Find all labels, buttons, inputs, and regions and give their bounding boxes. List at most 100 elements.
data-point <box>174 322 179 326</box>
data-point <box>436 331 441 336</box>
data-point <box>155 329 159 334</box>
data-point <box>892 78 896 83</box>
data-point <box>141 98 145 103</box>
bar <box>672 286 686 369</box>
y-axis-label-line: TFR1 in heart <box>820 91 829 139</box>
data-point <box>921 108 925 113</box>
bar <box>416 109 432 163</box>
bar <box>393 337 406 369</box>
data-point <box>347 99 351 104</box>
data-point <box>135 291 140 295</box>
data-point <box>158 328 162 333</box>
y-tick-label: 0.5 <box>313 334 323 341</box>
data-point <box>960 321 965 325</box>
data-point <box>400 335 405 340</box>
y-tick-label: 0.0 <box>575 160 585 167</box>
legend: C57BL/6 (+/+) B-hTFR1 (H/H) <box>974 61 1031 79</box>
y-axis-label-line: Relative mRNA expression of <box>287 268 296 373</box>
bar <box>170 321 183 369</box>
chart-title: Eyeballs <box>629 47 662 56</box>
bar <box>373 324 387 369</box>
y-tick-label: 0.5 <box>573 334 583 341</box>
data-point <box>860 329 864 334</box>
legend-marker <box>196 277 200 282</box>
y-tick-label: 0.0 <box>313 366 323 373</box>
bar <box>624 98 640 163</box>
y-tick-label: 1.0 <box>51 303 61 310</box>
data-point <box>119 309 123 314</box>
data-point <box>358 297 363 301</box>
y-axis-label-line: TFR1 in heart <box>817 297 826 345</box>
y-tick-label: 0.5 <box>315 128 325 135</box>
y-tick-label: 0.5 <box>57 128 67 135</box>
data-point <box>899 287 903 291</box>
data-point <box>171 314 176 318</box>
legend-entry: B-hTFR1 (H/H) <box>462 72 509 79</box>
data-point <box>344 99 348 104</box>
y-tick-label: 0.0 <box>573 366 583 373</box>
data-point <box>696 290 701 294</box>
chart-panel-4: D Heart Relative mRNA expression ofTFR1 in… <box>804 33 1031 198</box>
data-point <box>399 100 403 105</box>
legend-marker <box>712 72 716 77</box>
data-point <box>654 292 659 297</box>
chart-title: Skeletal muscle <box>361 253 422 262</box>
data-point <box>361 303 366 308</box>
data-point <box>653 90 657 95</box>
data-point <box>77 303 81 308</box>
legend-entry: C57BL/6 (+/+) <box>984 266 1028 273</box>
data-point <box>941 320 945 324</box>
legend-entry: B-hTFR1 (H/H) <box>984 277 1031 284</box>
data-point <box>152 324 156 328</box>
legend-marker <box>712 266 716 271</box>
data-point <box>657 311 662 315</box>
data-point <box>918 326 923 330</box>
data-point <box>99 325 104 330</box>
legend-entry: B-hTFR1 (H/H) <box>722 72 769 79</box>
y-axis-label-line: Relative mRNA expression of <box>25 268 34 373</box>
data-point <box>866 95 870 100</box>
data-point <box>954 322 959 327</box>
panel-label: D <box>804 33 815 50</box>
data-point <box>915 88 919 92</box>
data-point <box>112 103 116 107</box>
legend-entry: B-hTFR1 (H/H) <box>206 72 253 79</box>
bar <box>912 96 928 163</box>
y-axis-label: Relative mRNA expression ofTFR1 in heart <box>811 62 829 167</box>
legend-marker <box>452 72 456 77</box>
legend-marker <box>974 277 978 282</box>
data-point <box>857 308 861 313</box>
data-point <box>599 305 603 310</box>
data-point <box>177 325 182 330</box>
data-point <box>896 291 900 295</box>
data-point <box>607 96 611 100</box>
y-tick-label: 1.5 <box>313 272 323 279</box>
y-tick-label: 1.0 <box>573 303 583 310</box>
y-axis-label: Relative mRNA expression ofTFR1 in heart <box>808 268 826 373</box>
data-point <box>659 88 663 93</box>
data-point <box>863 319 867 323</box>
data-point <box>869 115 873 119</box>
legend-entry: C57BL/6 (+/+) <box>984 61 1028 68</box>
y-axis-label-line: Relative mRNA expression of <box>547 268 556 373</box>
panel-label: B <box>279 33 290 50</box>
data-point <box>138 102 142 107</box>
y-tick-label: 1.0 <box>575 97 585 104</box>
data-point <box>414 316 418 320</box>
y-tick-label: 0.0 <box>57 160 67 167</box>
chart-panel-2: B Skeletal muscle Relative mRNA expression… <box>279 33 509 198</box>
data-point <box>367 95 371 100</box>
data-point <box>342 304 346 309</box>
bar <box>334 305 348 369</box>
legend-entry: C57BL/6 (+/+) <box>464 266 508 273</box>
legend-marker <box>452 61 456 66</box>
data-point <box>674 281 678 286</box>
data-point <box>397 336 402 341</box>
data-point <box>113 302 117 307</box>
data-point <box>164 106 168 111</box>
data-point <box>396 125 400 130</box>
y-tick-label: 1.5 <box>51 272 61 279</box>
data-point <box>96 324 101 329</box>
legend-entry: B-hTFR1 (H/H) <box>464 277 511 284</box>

• Assignment: All lines containing "Skeletal" in the material above should appear in your reply, copied exactly.

• Result of the exercise:
chart-title: Skeletal muscle <box>361 253 422 262</box>
chart-panel-2: B Skeletal muscle Relative mRNA expression… <box>279 33 509 198</box>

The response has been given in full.